### GIVEN TASK A
Decide whether each statement below agrees with the passage on infants and identity. Answer yes or no for each, and quote the words of the passage that settle it. (i) Memories of distress can become expectations of more grief. (ii) There is only one good way of being an integrated person. (iii) A fortunate baby will be spared misery and terror.
### GIVEN TASK B
In the passage on infants and identity, what does joyous recognition encourage?
### GIVEN TASK C
Extend the passage on infants and identity, beginning right after its final sentence.

### SELECTED PASSAGE
──────────
How mysterious a baby is, its personality still largely potential, and how helpless. Yet how powerfully it reaches out to us and touches the heart – for sustenance and for the relief of its distresses, but also for recognition.
‘What shall I call thee?
“I happy am,
Joy is my name”.’

A baby seems to reach out for validation and confirmation that it is already a person. And we respond.
‘Thou dost smile;
I sing the while,
Sweet joy befall thee!

Pretty joy!
Sweet joy, but two days old;
Sweet joy I call thee.’

Sweet joy I call thee – we respond and recognize and validate.
Blake celebrates the lovely and loving side of infant and adult. But he also knows of the despairing, devastated, hating, and envying side of the relationship.
‘Oh rose thou art sick.
The invisible worm
That flies in the night
In the howling storm:

Has found out thy bed
Of crimson joy;
And his dark secret love
Does thy life destroy.’
(The Sick Rose)

Joy, but also fear, pain, loss, and hate, may be a baby’s everyday experiences. How can it manage such feelings, helpless as it is? It cannot – that is what the adult is for. The fortunate infant has adults whose care goes beyond managing its appetites and distresses. Such a baby will still be subject to misery and terror – we all are – but it will meet them in a context of love and acceptance. Its pains and rages will be surrounded, contained, and modified by memories of joy and bliss, and by expectations of more happiness to come. Indeed, I shall argue that memories of bliss are converted into expectations of bliss, as also, alas, memories of distress turn into expectations of more grief. Good memories give a baby a better chance of continuing to feel appealing and acceptable in all circumstances, in sorrow as well as joy, when it is bad as well as when it is good.
The infant is helpless. It is the adult who mainly provides the context of its experiences. For a context within which the infant can hold on to its experiences and not be devastated by them when they are bad, the infant needs adults who, consciously or unconsciously, understand how the baby feels. Adults who recognize the depths of their baby’s feelings, good and bad, give solidity to that baby’s experience of itself. Such recognition helps consolidate the baby’s integrity and sense of self: its identity. Joyous recognition will encourage a joyous identity.
I shall be suggesting that there is a strong connection between the way adults see a child, and behave toward it, and the child’s identity (that is the way the child sees itself and feels about itself), and the basic structures of its personality. The very structures of the personality are determined by early experiences. Differences between adults, differences in the nature of our feelings, and in our need for others, and in our relationships with others, have roots in the different ways in which our minds are structured.
If the mind is a structure, what is it a structure of? There are answers to this question at different levels of complexity; in order of increasing complexity, there will be answers in Chapters 2, 3, 4, 8, 10, 14, and 18.
I shall argue that there is more than one good way of being an integrated person with a unique identity, self-image, and personality-structure. For instance, we often tend, in our culture, to think of ourselves as rather like a computer or a motor car, with the parts organized so that they fit together to do some work, or calculate something, or take us somewhere. In this phantasy we may include a driver to keep the motor car moving towards our objective, or we may think of our machine as self-starting and self-motivated but, essentially, we assume that there is a point in being what we are and that we should be organized around that point. However, as far as some of us are concerned, our experience of ourselves may be much more like a landscape, a stormy and volcanic one or a quiet one with hills, hedges, meadows, rivers, roads, and settlements – many varied features in specific relationships with one another, and integrated, but not organized in any obvious or purposeful way.
──────────
(Records held in a dataset)
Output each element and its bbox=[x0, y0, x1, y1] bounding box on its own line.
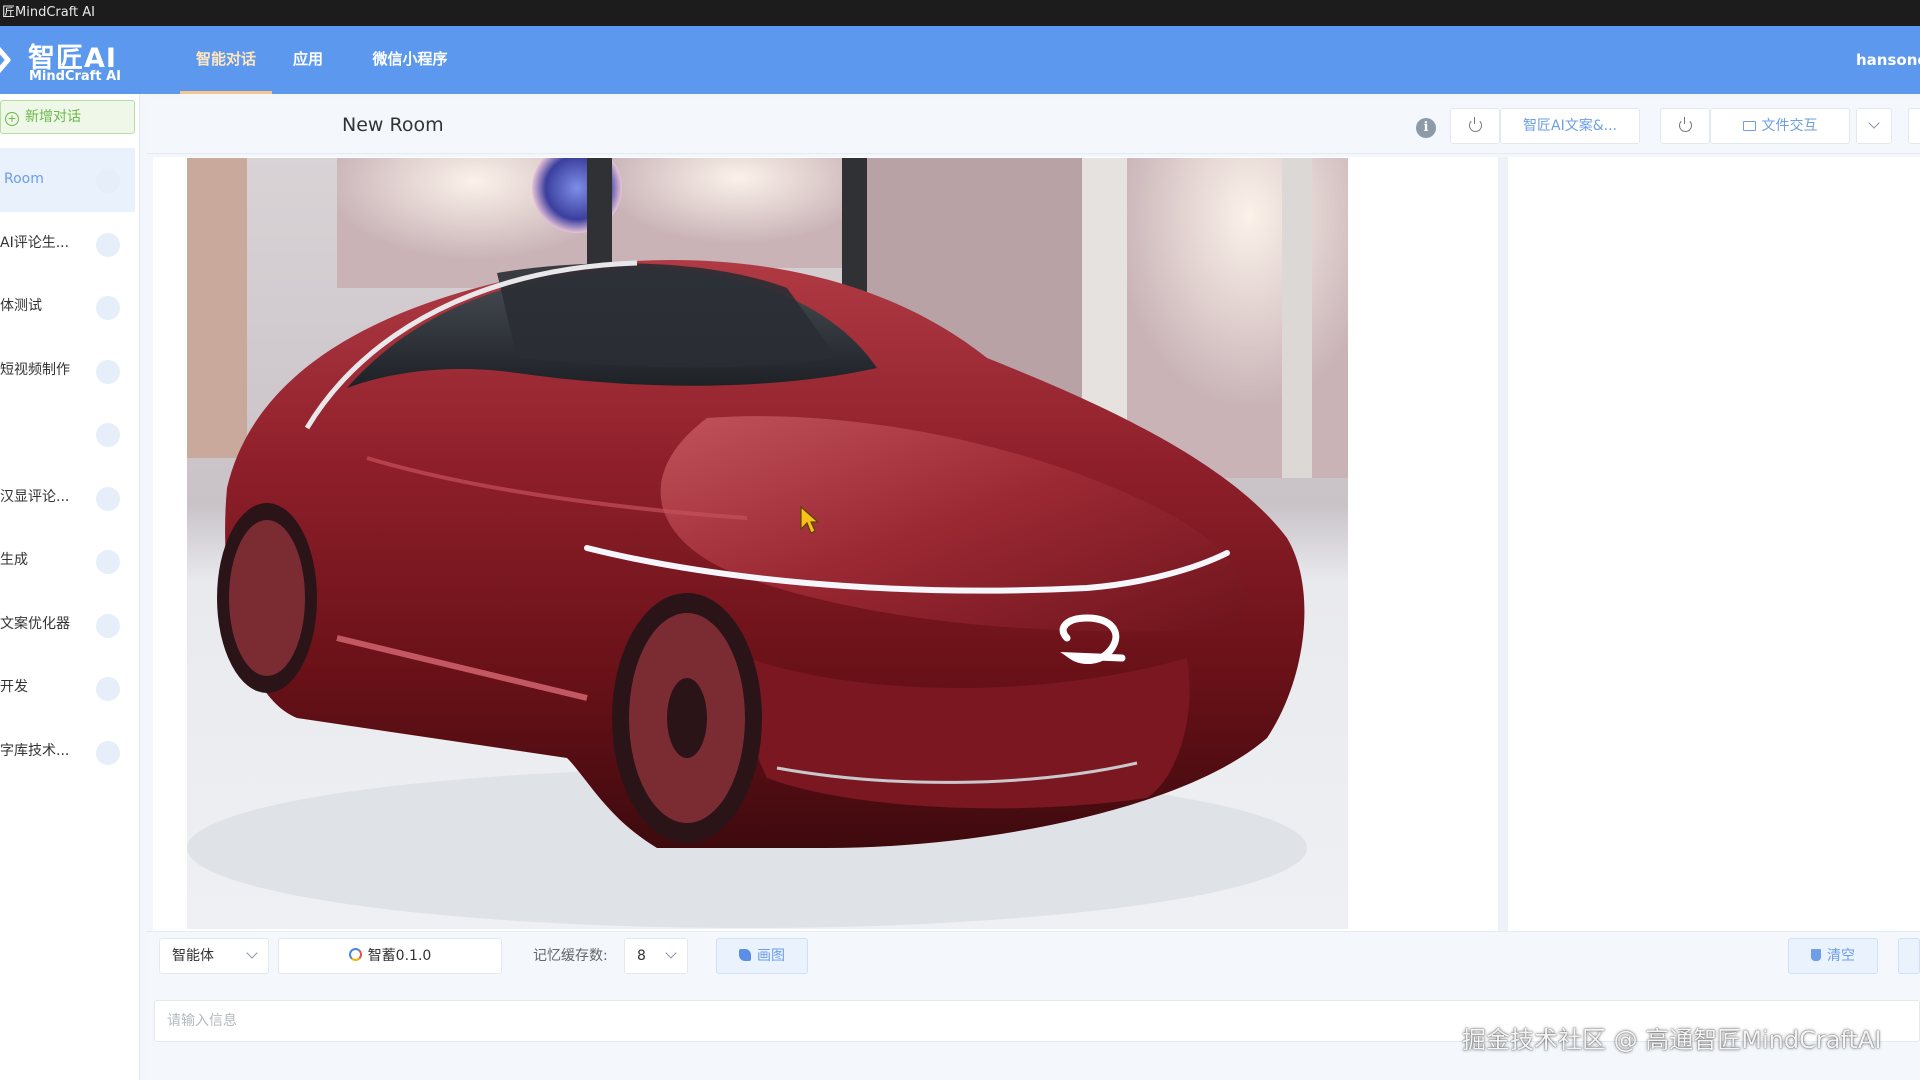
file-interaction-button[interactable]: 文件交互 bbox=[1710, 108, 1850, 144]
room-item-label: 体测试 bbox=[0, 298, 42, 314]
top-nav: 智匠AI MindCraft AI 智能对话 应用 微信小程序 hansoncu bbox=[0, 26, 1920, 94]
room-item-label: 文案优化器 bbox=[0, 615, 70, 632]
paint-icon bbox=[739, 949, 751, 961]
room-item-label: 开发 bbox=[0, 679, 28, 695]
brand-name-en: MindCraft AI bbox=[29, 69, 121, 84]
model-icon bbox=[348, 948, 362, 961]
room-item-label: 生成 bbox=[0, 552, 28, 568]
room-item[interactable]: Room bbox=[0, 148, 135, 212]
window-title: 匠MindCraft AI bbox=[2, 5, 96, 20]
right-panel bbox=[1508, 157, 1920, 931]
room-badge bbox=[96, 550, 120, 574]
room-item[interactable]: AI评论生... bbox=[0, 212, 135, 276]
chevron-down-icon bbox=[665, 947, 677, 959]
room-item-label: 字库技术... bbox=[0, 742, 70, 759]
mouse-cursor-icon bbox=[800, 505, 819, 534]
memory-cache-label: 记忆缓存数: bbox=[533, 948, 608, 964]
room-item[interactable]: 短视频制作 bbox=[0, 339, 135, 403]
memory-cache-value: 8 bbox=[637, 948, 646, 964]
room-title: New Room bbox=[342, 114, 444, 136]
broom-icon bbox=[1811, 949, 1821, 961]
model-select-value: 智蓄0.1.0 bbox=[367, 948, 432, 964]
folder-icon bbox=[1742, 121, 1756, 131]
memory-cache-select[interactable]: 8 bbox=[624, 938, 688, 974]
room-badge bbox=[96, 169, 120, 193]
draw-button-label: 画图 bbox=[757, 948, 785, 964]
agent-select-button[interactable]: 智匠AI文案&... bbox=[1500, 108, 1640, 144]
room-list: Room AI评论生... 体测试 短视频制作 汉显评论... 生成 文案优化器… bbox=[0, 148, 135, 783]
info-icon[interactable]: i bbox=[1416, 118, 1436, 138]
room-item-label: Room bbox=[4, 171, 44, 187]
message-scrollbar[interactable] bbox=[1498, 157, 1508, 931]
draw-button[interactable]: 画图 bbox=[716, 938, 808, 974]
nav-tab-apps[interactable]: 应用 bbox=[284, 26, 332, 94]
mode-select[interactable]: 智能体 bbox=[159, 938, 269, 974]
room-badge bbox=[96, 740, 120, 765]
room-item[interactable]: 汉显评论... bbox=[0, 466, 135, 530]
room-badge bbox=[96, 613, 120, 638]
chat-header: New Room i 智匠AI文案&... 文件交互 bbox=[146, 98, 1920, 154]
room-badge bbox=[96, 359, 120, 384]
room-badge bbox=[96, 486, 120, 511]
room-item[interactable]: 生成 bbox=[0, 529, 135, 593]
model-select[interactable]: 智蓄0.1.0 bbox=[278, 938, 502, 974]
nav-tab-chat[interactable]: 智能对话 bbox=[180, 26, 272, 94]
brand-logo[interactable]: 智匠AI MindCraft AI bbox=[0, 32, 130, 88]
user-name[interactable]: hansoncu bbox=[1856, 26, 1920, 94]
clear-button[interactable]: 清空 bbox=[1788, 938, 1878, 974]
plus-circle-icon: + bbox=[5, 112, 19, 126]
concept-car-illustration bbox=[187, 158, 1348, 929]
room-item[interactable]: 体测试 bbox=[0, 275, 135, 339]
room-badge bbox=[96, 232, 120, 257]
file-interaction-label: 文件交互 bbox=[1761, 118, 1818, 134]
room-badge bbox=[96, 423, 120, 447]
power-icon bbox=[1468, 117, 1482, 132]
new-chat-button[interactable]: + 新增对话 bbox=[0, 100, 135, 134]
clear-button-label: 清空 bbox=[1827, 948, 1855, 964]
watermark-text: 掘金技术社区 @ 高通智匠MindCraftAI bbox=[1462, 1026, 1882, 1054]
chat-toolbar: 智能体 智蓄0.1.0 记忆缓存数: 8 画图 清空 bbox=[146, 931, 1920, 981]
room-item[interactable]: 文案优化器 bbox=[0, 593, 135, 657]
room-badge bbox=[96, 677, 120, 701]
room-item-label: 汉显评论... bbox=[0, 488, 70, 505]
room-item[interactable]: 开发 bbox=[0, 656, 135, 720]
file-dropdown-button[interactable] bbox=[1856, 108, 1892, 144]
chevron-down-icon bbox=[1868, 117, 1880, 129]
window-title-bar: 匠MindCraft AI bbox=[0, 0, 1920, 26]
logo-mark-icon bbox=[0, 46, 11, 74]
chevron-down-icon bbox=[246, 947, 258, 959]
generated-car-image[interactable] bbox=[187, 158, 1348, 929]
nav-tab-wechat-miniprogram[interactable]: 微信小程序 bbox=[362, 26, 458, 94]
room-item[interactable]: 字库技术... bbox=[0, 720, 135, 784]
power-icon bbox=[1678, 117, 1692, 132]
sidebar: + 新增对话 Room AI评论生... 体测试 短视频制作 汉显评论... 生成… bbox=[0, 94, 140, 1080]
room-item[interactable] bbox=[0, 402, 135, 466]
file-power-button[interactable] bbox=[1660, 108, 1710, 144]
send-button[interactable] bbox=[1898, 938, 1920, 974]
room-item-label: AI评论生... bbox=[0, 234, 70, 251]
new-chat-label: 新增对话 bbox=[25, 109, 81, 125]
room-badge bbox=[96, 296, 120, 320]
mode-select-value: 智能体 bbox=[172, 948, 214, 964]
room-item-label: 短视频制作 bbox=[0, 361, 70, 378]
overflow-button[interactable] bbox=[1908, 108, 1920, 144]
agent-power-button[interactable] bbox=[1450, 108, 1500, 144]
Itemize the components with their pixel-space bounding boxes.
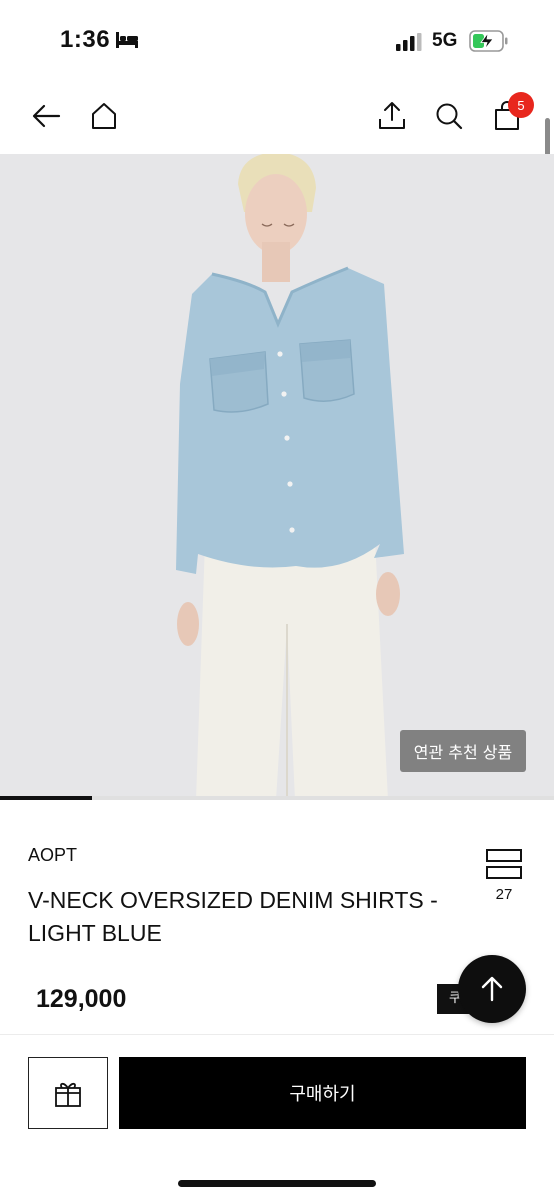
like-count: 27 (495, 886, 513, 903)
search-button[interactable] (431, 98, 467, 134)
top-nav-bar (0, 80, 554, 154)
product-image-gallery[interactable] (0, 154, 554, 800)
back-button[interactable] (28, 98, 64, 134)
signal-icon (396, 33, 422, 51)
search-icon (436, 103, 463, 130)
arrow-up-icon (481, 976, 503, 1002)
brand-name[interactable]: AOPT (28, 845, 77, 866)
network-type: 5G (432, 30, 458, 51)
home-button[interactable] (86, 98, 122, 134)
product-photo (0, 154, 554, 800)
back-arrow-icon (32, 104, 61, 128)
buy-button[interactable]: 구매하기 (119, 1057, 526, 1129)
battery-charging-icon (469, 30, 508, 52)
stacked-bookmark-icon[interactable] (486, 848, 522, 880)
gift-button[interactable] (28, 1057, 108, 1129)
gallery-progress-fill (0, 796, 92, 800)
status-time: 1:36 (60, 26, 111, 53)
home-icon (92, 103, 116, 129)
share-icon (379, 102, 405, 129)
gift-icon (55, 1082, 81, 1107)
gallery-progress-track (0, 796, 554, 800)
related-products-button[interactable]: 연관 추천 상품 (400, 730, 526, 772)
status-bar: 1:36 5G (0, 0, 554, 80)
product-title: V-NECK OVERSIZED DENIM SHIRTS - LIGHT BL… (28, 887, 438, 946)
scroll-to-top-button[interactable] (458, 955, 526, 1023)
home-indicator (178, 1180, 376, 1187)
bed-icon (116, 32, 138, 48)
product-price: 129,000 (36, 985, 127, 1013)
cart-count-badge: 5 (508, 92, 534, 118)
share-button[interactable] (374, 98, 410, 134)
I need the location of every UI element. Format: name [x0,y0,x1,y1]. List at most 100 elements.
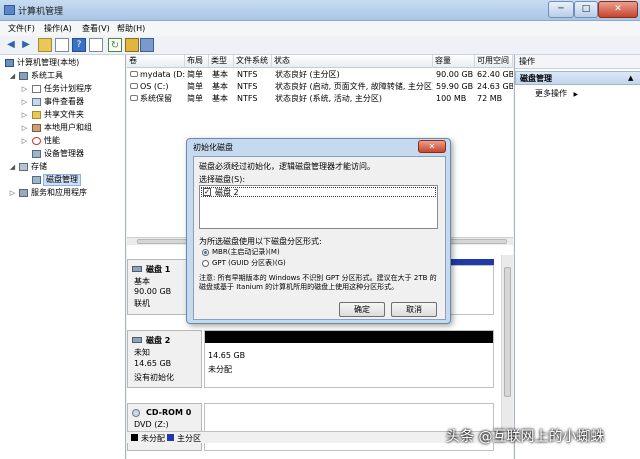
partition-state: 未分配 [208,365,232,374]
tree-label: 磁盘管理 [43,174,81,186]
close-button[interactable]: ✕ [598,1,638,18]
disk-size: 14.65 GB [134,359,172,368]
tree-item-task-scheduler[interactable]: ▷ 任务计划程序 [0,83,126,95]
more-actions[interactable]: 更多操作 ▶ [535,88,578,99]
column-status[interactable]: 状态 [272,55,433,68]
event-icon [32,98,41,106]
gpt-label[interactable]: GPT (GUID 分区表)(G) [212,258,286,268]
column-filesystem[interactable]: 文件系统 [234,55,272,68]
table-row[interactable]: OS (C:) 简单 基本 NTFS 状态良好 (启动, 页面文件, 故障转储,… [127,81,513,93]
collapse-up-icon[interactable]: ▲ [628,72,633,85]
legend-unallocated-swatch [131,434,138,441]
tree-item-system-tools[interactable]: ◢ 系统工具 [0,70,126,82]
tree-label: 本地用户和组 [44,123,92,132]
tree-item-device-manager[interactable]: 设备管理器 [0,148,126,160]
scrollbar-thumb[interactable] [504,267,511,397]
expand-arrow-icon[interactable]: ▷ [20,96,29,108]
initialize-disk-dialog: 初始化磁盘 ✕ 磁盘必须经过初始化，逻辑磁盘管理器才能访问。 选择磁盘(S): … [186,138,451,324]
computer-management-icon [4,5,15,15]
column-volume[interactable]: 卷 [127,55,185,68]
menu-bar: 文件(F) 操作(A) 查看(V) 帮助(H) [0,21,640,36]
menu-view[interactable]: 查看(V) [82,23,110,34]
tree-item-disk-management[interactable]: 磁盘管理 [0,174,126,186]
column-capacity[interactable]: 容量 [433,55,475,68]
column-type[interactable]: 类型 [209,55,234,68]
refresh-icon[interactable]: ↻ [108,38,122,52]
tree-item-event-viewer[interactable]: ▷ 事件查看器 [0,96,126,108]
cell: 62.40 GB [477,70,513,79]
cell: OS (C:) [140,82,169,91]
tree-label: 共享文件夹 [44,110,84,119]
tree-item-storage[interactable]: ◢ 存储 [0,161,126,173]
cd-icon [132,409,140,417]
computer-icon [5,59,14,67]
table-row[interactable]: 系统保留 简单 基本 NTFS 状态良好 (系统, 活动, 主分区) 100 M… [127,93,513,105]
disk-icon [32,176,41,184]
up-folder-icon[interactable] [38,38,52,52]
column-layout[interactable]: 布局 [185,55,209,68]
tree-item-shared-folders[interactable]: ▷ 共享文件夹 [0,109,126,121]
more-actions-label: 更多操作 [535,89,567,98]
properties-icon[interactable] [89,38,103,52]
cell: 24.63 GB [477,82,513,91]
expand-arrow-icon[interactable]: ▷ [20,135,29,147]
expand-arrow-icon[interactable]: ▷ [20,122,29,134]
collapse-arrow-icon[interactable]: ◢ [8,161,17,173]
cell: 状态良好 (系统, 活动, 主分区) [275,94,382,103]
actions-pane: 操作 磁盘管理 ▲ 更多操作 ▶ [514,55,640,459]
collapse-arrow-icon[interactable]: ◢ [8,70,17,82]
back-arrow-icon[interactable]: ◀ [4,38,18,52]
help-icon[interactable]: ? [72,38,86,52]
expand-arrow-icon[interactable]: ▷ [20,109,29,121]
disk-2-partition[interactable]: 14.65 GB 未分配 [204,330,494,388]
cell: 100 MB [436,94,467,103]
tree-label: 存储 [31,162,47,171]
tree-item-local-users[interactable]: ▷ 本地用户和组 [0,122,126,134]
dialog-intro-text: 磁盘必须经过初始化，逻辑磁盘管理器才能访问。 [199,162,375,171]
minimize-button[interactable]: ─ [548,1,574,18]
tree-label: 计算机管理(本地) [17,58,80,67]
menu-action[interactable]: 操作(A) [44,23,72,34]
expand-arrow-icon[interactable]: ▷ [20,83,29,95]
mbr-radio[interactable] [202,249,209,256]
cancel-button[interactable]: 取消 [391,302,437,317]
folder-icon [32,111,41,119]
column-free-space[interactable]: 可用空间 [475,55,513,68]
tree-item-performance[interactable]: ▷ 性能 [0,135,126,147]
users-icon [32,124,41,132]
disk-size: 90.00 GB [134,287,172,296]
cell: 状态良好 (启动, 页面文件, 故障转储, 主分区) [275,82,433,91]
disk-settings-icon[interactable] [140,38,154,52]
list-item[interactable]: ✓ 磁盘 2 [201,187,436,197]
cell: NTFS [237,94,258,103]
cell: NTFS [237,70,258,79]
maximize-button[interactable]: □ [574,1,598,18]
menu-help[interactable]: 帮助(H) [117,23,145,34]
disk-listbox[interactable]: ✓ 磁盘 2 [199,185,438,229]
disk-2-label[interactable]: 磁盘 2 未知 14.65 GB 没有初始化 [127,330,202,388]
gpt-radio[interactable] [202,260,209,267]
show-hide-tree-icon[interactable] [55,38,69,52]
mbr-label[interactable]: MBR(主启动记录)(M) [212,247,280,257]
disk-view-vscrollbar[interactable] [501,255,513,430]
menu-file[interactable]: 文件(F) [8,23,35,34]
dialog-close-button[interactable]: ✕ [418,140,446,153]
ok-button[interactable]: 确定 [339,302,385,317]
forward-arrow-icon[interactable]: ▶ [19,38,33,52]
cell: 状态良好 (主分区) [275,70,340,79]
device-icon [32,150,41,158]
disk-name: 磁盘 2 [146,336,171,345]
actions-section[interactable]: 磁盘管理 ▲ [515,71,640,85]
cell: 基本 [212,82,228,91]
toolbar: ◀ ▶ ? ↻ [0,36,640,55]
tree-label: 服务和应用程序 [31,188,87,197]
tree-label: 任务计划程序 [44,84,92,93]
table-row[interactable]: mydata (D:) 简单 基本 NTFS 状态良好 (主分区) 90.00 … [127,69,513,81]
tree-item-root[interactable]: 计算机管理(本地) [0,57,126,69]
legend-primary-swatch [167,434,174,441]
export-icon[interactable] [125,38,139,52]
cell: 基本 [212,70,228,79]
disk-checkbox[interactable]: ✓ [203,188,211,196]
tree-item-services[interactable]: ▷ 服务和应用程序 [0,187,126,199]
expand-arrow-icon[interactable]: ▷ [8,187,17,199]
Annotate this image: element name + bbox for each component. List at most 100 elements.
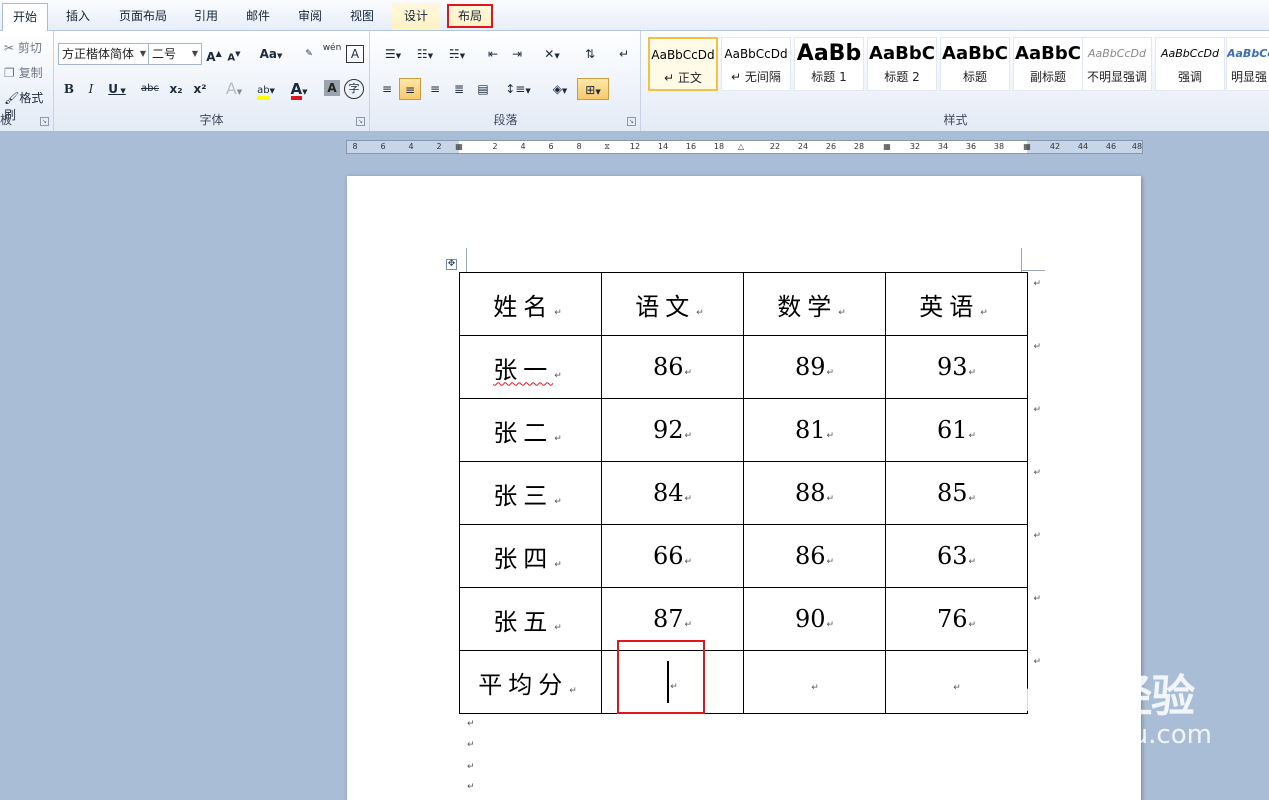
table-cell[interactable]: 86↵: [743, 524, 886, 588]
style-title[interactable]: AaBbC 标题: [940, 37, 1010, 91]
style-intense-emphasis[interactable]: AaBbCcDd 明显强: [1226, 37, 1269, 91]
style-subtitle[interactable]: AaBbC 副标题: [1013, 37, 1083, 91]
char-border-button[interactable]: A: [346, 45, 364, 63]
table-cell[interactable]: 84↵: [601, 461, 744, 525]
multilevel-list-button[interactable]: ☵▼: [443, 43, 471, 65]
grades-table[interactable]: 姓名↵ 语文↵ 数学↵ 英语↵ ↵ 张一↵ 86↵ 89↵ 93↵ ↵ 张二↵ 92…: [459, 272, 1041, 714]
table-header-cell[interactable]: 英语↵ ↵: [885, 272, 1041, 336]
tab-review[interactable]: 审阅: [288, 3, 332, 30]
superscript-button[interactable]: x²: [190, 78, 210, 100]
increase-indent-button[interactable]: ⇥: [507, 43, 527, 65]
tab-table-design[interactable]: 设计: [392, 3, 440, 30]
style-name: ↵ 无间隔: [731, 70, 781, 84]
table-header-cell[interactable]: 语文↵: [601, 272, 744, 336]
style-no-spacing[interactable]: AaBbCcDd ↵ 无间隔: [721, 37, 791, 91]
──────────
### RESULT A
(i) Yes: "memories of distress turn into expectations of more grief"
(ii) No: "there is more than one good way of being an integrated person with a unique identity, self-image, and personality-structure"
(iii) No: "Such a baby will still be subject to misery and terror"

### RESULT B
A joyous identity.

### RESULT C
Our love and recognition of a child may also lean more to one or other of these models. Is the child a motor car to us or a landscape? The child’s experience of itself – its self-image and indeed the very structure of its personality – will be affected accordingly (though not necessarily in ways we intend).
In all these processes and influences, words are unimportant. What happens between adult and infant is not primarily conversational or intellectual. The foundations of our personality are not composed of words, and do not derive from conversational or intellectual apprehensions. How poor we would be if we needed words to appreciate a landscape! And how hard it is to put our appreciation into words.
The non-verbal nature of infant experience is similarly hard to apprehend and put into words. This makes it easy to neglect the non-verbal elements from which our personality is built up. In order to carry conviction when writing of our non-verbal life, I have had to lay some solid foundations. The book’s first part, its Conceptual foundations, contains three chapters on non-verbal, and indeed barely psychological, processes. In the fascinating area of neurophysiology, we can find the elements which will eventually combine into the more recognizable psychological structures which we call thoughts, words, feelings, images, symbols, emotions, motives. Each of these is a structure of more basic elements, and we shall see them built into more complex organizations at different points in the book.
The part which follows, The e-merging of self from (m)other, is also preparatory to the main narrative of this book, though a little less remote from human experience. One chapter is mainly on the infant handicapped by being born into a world which its neurophysiology cannot cope with; one is mainly on the infancy of animals whose species seem destined never to be conscious and verbal; and one is on the human infant in the very moment of its individuation and separation from the mother.
The human infant is, relatively speaking, quite sophisticated and complex by the time it experiences itself as separate from others.
‘The baby new to earth and sky,
What time his tender palm is prest
Against the circle of the breast,
Has never thought that “this is I”.

But as he grows he gathers much,
And learns the use of “I” and “me”,
And finds “I am not what I see
And other than the things I touch”.

So rounds he to a separate mind
From when clear memory may begin,
As thro’ the frame that binds him in
His isolation grows defined.’
(Tennyson, In Memoriam A. H. xlv)

The third group of chapters, on The relation of self to others, looks at this individuation in more detail. The neurophysiological elements reviewed in the earlier chapters are now elaborated into true psychological structures, in the course of which some interesting questions are considered: How are we to think of human experience? What are its basic units? What is an integrated person? What is it that integrates? How are we to describe the difference between the integrity of a motor car and the integrity of a landscape? What does it means to be an individual? When is differentiaton mere lack of integration and when is it accurate and useful individuation?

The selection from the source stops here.